═══ Given text ═══
Posted on 04/25/2009 10:01:28 PM PDT by GonzoII

Providence of God and Problem of Evil

13. What becomes of God when you think of the misery and starvation in the world?

We have already seen that there is a God. Inability to comprehend every detail in the universe does not prove that there is no God, but merely the limited capacity of the finite human mind. However, the human mind can propose certain principles which go a long way towards the removal of difficulties.

Firstly, evil is really the negation or privation of good, and if there is evil in the world, there is also much good which can be accounted for only by the existence of God.

Secondly, the fluctuations of this mutable life cannot affect God's existence. I mean that you cannot have God when things seem to be all right, and annihilate Him when things seem to go wrong. If God exists before things go wrong, He still exists despite the unhappiness of an individual. And note that word individual. Viewing the race as a whole, we find that life is a mixture of comfortable and uncomfortable things. When we are happy, others are suffering. When we are suffering, others are happy. And we cannot say that God is existing for the happy ones, and simultaneously not existing for the unhappy ones. We must not take local and individual views only, but a universal outlook.

Thirdly, and particularly as regards the uneven distribution of this world's goods with consequent starvation for some, God's providence has not failed. Man's administration is at fault. Whilst individuals suffer want, we know that the world has produced enough wheat, fruit, meat, and wool to feed and clothe everyone. God has not failed to provide enough to fill every mouth. But He has given this world over to the administration of men, and it is their bad management they must correct rather than blame God. At least their incapable administration should teach them the saving grace of humility.
═══
Aim A
What does the passage on providence and the problem of evil say evil really is?
═══ Extracted data ═══
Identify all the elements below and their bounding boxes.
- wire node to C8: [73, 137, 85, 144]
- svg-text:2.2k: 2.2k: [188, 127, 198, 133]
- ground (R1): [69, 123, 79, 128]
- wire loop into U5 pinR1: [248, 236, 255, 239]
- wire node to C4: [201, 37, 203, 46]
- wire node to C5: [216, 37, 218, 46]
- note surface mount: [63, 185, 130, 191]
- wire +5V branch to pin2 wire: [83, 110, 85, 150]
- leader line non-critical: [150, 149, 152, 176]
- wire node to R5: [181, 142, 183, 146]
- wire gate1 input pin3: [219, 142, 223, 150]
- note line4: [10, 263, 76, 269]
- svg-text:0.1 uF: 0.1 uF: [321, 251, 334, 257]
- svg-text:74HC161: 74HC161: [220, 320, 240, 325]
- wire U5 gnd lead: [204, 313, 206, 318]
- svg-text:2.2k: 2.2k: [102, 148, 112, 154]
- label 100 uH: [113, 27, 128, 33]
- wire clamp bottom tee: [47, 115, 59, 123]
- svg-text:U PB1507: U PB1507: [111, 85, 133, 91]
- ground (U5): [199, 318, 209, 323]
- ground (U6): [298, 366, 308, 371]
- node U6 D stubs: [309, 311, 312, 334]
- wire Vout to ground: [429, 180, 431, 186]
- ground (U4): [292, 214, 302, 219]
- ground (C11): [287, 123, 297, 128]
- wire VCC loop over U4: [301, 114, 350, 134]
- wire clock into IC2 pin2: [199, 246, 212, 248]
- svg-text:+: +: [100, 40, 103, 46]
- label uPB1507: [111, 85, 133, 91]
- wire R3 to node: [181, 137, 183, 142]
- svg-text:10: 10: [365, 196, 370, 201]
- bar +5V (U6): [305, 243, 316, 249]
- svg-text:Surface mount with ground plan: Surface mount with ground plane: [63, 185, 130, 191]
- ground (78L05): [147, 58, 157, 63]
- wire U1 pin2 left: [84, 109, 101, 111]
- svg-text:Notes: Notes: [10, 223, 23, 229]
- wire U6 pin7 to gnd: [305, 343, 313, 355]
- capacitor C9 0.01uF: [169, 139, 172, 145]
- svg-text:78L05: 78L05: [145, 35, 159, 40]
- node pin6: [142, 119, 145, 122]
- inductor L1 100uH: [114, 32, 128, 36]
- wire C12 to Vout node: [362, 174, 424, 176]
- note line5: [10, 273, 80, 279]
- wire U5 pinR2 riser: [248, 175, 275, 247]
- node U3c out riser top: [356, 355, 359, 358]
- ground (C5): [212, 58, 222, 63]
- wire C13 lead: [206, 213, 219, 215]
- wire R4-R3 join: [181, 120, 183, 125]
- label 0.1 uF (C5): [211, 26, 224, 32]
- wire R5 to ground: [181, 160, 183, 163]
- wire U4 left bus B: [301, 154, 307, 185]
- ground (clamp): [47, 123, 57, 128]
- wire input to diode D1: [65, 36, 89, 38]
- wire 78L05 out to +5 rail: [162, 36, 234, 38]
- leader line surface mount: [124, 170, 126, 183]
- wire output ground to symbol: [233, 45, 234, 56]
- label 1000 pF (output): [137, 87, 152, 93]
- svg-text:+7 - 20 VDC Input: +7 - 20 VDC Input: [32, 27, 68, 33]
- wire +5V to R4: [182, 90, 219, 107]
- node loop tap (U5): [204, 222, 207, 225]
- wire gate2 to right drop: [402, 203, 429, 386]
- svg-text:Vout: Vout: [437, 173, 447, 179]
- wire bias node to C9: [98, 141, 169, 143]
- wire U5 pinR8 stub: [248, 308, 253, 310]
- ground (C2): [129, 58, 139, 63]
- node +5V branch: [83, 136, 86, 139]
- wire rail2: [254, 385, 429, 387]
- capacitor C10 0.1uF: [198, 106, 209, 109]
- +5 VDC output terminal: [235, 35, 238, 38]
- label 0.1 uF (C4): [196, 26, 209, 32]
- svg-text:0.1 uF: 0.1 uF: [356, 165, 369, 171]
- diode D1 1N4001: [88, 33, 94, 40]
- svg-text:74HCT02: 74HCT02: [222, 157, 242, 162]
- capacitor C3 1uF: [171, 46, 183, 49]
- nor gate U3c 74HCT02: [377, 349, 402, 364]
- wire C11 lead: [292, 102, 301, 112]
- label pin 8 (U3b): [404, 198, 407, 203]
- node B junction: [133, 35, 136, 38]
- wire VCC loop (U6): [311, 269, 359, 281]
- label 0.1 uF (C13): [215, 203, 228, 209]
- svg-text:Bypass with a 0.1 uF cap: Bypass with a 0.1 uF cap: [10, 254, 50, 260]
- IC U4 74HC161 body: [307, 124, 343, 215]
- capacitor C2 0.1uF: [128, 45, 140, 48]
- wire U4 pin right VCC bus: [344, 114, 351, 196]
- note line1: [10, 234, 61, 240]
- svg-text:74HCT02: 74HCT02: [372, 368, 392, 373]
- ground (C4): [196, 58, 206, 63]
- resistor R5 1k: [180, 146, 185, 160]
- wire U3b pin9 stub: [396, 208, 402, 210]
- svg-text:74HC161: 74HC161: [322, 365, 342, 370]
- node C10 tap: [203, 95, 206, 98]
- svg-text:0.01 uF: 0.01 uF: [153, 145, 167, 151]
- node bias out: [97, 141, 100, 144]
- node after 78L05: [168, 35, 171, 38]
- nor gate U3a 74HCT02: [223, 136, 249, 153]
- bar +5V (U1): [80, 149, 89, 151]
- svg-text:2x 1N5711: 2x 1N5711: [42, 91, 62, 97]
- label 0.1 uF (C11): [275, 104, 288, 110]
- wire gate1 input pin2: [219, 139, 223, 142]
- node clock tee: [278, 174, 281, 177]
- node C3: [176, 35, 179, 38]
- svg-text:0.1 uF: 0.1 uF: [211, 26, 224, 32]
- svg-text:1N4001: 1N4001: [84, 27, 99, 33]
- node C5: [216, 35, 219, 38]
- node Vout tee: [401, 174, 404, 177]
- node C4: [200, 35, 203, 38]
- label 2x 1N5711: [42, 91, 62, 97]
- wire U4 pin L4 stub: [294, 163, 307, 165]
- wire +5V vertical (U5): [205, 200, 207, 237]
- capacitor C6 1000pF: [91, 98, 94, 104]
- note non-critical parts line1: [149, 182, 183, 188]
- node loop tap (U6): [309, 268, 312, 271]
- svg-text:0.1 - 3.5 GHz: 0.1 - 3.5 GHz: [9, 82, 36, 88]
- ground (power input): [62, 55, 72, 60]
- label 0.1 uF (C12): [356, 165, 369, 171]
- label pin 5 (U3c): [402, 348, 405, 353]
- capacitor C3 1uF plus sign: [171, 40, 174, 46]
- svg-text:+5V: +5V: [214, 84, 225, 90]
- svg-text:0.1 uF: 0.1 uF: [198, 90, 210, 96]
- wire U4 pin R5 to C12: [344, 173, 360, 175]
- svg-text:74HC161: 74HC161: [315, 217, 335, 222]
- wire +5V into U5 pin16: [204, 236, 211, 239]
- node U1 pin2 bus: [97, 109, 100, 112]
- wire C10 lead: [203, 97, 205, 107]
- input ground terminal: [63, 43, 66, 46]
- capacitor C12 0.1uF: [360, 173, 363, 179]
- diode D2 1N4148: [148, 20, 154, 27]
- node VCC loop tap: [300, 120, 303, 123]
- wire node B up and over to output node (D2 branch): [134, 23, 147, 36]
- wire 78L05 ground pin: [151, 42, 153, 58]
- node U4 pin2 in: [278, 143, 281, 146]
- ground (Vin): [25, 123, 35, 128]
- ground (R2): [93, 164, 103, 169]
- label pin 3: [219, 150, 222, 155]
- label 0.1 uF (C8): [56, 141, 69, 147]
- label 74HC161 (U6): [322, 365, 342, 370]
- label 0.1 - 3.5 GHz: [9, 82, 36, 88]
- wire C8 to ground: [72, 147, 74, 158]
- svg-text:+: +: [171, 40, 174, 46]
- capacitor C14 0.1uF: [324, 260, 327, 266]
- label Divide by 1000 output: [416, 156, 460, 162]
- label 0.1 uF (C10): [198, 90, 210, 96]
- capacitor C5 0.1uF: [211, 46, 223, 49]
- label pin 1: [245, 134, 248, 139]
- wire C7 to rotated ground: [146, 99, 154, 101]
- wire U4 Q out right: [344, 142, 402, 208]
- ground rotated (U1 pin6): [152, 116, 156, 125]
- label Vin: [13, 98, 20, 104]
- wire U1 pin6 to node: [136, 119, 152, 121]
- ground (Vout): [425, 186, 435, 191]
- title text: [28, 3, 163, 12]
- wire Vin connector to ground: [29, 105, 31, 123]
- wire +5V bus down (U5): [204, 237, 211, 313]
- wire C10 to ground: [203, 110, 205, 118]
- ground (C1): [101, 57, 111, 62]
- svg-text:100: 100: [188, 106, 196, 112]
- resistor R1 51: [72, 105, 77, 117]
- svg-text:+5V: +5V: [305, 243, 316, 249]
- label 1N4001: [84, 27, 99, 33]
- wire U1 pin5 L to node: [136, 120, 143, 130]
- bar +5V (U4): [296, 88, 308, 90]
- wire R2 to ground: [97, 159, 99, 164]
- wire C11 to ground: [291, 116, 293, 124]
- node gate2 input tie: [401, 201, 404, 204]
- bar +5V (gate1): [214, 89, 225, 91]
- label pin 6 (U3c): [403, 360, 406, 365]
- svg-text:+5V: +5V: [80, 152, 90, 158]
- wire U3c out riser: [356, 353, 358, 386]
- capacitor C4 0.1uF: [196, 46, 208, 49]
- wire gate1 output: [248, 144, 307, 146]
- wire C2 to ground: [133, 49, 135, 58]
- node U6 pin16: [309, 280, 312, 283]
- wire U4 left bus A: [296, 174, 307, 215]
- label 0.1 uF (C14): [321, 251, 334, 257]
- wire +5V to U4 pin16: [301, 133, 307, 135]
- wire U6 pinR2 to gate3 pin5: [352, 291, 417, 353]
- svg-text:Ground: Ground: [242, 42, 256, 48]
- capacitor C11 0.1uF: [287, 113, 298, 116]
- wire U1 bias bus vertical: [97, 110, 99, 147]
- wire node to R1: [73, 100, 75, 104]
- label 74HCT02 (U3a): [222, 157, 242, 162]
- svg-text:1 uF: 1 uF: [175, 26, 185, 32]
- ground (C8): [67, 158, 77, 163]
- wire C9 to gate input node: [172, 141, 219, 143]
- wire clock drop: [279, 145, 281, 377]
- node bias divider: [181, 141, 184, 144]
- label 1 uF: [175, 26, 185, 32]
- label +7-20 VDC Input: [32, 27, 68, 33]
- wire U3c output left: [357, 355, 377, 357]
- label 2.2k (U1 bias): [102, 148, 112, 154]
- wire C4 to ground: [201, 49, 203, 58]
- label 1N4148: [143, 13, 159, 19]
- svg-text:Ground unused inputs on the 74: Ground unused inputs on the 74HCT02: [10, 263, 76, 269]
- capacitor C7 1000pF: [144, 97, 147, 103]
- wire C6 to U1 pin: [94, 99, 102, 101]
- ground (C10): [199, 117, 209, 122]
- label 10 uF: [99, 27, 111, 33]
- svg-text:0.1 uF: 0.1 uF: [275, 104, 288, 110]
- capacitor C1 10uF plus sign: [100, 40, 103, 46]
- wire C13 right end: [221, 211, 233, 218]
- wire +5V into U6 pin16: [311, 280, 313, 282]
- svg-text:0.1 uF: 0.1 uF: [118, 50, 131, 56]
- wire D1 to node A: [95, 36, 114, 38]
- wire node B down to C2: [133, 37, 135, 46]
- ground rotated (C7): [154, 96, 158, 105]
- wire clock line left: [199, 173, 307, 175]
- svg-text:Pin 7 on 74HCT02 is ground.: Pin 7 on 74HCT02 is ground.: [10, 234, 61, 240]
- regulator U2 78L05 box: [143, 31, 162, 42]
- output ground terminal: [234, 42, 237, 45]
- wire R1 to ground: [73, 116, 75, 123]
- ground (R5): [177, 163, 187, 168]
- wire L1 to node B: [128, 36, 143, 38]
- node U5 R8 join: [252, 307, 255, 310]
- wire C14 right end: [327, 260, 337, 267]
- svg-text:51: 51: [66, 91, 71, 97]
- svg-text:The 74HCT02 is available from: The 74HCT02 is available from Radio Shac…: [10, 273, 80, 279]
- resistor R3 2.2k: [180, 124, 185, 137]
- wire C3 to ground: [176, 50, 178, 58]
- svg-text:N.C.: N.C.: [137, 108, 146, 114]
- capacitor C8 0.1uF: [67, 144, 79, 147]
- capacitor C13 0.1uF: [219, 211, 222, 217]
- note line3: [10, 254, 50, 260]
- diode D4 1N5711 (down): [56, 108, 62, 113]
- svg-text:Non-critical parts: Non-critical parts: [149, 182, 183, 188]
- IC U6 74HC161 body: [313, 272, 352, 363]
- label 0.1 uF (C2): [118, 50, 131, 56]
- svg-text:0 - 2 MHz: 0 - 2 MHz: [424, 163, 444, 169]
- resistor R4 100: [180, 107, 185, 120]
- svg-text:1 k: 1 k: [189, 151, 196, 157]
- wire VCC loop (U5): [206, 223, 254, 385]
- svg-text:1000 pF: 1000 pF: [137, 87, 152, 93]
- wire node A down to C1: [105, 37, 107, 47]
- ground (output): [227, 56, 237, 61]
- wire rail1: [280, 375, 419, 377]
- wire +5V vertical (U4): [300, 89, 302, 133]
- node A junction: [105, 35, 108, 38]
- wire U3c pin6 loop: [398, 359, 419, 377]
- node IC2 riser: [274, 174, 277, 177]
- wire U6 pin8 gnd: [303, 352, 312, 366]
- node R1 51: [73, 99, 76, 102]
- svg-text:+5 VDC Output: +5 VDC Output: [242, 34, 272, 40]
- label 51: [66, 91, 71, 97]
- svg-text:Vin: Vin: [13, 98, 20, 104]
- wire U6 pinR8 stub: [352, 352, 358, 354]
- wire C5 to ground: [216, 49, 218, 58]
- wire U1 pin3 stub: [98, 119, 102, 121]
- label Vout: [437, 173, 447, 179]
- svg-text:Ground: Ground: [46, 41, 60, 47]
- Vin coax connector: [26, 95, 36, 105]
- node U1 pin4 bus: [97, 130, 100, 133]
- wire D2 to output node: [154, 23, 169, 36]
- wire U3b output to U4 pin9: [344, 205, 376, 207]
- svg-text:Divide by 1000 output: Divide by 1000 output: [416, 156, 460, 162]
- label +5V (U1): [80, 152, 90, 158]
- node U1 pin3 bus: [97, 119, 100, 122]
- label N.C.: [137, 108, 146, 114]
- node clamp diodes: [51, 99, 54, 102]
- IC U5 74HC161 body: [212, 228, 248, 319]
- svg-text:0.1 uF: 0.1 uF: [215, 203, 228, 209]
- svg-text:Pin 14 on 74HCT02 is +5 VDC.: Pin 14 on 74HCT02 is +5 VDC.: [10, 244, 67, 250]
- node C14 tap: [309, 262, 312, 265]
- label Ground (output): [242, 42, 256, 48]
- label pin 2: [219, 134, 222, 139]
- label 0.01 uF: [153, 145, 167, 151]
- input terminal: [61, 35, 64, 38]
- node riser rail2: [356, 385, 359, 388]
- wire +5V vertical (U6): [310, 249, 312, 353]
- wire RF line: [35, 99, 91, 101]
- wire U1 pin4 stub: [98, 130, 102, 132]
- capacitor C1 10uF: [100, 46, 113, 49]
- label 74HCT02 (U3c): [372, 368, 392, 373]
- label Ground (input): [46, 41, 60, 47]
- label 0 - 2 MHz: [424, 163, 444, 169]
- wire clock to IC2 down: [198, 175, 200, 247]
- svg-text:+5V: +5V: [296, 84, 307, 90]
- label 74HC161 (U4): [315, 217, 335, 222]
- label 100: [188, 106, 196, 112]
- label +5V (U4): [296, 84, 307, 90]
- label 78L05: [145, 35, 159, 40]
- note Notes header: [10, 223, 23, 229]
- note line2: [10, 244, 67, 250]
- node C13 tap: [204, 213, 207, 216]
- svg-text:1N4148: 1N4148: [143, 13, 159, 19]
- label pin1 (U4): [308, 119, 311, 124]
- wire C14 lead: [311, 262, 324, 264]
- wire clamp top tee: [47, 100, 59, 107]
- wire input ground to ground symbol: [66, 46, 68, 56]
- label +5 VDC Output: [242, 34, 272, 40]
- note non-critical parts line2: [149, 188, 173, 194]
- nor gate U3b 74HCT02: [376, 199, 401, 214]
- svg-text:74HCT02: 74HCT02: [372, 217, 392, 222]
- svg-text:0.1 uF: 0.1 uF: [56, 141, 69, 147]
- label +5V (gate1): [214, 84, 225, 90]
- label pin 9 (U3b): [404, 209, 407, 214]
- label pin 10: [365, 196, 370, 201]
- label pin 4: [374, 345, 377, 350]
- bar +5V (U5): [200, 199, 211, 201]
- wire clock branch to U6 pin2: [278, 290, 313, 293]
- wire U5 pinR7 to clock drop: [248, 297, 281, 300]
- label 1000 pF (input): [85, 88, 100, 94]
═══
Aim B
Extract the stored records from their first line through the line containing "- wire 78L05 out", inclusive, reproducing each line without change.

Problem solution A
Evil is the negation or privation of good.

Problem solution B
Identify all the elements below and their bounding boxes.
- wire node to C8: [73, 137, 85, 144]
- svg-text:2.2k: 2.2k: [188, 127, 198, 133]
- ground (R1): [69, 123, 79, 128]
- wire loop into U5 pinR1: [248, 236, 255, 239]
- wire node to C4: [201, 37, 203, 46]
- wire node to C5: [216, 37, 218, 46]
- note surface mount: [63, 185, 130, 191]
- wire +5V branch to pin2 wire: [83, 110, 85, 150]
- leader line non-critical: [150, 149, 152, 176]
- wire node to R5: [181, 142, 183, 146]
- wire gate1 input pin3: [219, 142, 223, 150]
- note line4: [10, 263, 76, 269]
- svg-text:0.1 uF: 0.1 uF: [321, 251, 334, 257]
- svg-text:74HC161: 74HC161: [220, 320, 240, 325]
- wire U5 gnd lead: [204, 313, 206, 318]
- svg-text:2.2k: 2.2k: [102, 148, 112, 154]
- label 100 uH: [113, 27, 128, 33]
- wire clamp bottom tee: [47, 115, 59, 123]
- svg-text:U PB1507: U PB1507: [111, 85, 133, 91]
- ground (U5): [199, 318, 209, 323]
- ground (U6): [298, 366, 308, 371]
- node U6 D stubs: [309, 311, 312, 334]
- wire Vout to ground: [429, 180, 431, 186]
- ground (U4): [292, 214, 302, 219]
- ground (C11): [287, 123, 297, 128]
- wire VCC loop over U4: [301, 114, 350, 134]
- wire clock into IC2 pin2: [199, 246, 212, 248]
- svg-text:+: +: [100, 40, 103, 46]
- label uPB1507: [111, 85, 133, 91]
- wire R3 to node: [181, 137, 183, 142]
- svg-text:10: 10: [365, 196, 370, 201]
- bar +5V (U6): [305, 243, 316, 249]
- svg-text:Surface mount with ground plan: Surface mount with ground plane: [63, 185, 130, 191]
- ground (78L05): [147, 58, 157, 63]
- wire U1 pin2 left: [84, 109, 101, 111]
- svg-text:Notes: Notes: [10, 223, 23, 229]
- wire U6 pin7 to gnd: [305, 343, 313, 355]
- capacitor C9 0.01uF: [169, 139, 172, 145]
- svg-text:78L05: 78L05: [145, 35, 159, 40]
- node pin6: [142, 119, 145, 122]
- inductor L1 100uH: [114, 32, 128, 36]
- wire C12 to Vout node: [362, 174, 424, 176]
- note line5: [10, 273, 80, 279]
- wire U5 pinR2 riser: [248, 175, 275, 247]
- node U3c out riser top: [356, 355, 359, 358]
- ground (C5): [212, 58, 222, 63]
- wire C13 lead: [206, 213, 219, 215]
- wire R4-R3 join: [181, 120, 183, 125]
- label 0.1 uF (C5): [211, 26, 224, 32]
- wire R5 to ground: [181, 160, 183, 163]
- wire U4 left bus B: [301, 154, 307, 185]
- ground (clamp): [47, 123, 57, 128]
- wire input to diode D1: [65, 36, 89, 38]
- wire 78L05 out to +5 rail: [162, 36, 234, 38]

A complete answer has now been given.